Provided information start
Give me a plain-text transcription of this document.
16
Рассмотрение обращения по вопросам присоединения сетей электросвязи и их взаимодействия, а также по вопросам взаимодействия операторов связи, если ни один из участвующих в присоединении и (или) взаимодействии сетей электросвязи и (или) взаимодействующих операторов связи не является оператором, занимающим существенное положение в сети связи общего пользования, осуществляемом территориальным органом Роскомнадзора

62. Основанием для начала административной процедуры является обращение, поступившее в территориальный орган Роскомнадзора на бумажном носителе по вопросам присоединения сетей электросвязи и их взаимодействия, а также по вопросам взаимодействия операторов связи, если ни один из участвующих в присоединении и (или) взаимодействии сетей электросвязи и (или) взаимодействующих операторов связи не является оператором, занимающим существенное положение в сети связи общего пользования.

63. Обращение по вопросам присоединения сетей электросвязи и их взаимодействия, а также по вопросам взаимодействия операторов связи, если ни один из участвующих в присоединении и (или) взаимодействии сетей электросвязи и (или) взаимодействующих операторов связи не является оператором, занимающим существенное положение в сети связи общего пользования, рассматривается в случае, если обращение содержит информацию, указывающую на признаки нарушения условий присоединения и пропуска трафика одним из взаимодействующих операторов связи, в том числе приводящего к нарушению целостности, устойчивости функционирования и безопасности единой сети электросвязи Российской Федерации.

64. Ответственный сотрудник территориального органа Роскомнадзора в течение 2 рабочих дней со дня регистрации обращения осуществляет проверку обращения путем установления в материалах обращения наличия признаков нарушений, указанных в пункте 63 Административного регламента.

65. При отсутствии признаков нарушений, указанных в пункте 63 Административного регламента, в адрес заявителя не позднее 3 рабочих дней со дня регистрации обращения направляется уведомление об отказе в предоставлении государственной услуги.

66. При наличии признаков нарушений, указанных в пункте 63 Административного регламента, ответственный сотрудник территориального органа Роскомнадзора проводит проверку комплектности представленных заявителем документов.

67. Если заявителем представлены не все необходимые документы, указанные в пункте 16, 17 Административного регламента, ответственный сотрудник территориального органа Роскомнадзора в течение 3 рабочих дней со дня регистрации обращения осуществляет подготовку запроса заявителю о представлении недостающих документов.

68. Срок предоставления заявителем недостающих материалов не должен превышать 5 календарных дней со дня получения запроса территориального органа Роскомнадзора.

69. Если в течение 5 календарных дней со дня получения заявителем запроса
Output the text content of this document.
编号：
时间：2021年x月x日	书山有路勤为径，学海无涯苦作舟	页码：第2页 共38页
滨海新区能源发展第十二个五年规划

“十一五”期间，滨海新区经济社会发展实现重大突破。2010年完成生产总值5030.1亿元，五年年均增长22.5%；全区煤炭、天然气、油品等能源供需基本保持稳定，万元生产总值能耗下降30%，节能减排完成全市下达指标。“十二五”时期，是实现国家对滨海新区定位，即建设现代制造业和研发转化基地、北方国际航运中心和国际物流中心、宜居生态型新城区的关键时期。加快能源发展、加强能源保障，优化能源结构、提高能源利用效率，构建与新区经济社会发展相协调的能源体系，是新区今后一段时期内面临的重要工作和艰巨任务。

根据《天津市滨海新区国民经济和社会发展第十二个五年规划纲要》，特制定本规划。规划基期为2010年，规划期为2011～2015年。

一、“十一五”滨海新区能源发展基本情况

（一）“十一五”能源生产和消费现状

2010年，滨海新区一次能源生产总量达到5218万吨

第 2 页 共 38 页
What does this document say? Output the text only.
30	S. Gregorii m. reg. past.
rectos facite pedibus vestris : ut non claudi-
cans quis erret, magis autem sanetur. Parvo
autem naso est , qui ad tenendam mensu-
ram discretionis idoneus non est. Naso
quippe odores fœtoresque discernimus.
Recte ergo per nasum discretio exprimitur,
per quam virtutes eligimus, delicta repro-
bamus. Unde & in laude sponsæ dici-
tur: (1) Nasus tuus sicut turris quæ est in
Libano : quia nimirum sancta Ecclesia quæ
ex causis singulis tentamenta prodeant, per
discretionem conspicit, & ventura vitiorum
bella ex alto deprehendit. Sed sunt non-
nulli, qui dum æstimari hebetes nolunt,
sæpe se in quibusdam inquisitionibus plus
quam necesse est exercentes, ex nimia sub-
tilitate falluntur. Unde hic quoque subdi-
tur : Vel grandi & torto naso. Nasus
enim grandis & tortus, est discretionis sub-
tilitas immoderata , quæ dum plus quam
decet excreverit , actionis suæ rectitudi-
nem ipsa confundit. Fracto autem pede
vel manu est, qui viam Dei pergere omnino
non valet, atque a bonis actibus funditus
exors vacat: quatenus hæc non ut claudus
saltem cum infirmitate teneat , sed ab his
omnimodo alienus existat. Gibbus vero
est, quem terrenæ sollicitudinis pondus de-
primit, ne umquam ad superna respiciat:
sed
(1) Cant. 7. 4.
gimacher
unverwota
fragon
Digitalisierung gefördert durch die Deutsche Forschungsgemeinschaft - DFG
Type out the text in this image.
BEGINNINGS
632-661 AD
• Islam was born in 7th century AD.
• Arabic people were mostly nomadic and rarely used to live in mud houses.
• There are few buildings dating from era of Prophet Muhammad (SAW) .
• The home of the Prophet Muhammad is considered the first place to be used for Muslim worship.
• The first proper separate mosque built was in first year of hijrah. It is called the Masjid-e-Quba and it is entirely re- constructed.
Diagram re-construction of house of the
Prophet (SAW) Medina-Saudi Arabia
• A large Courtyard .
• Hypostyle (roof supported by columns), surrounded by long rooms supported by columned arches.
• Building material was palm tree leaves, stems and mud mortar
Provided information end
▸ **What you are asked to do**: Pick out each line containing the string "text" and copy it.

▸ **Task output**:
Give me a plain-text transcription of this document.
Output the text content of this document.
What does this document say? Output the text only.
Type out the text in this image.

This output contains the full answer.